GOAL OF THE EXERCISE =>
Keep only the lines of the listing that include the word "jsou", and copy them.

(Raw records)
######

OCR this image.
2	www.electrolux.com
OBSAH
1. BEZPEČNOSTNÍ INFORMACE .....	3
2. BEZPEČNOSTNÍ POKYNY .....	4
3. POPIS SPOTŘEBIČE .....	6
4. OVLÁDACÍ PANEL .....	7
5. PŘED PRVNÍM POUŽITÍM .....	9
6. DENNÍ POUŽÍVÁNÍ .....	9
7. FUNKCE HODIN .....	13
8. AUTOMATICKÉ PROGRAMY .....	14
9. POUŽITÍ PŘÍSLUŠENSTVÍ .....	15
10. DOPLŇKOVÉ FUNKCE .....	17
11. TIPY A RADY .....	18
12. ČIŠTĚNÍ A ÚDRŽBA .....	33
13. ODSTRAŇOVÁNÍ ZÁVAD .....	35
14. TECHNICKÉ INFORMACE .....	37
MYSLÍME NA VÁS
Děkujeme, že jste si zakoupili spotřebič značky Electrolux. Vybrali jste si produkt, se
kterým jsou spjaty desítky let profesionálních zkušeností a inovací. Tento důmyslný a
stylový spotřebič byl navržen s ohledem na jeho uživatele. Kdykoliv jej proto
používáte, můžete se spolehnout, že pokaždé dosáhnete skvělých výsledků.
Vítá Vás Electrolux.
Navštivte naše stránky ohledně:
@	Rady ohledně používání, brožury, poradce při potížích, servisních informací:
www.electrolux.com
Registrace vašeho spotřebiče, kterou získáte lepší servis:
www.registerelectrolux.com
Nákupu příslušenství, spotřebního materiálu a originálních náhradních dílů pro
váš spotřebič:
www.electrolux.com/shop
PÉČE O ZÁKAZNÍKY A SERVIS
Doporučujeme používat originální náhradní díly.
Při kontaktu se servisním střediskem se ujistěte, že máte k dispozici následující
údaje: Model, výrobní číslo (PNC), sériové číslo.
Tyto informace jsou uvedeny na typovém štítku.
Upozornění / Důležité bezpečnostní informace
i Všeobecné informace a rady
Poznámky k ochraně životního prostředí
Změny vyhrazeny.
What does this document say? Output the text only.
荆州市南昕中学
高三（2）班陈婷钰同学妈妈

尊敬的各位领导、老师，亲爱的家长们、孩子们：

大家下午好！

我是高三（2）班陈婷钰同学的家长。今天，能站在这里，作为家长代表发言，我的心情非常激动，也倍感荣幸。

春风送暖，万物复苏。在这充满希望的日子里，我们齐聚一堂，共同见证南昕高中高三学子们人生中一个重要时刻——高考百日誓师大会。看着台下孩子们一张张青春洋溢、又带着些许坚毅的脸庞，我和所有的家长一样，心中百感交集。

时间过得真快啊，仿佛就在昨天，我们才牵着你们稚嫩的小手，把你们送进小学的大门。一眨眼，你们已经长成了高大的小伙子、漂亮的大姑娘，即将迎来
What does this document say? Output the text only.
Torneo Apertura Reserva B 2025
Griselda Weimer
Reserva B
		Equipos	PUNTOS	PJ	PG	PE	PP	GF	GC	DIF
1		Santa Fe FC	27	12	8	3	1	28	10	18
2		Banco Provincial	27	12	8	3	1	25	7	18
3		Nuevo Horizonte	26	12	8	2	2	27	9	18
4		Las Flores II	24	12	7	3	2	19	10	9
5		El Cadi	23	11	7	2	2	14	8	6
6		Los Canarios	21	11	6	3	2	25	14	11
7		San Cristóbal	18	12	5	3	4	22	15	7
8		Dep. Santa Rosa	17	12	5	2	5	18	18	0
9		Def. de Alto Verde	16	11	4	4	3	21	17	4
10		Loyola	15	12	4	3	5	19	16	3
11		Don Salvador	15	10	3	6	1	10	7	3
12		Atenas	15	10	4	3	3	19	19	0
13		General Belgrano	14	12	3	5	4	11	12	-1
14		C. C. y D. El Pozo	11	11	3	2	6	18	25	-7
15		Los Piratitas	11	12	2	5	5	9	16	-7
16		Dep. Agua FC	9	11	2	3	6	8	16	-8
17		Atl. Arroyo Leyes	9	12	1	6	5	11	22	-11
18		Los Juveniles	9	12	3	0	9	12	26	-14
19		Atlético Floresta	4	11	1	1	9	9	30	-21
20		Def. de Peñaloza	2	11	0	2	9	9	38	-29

######

TASK RESPONSE =>
kterým jsou spjaty desítky let profesionálních zkušeností a inovací. Tento důmyslný a
Tyto informace jsou uvedeny na typovém štítku.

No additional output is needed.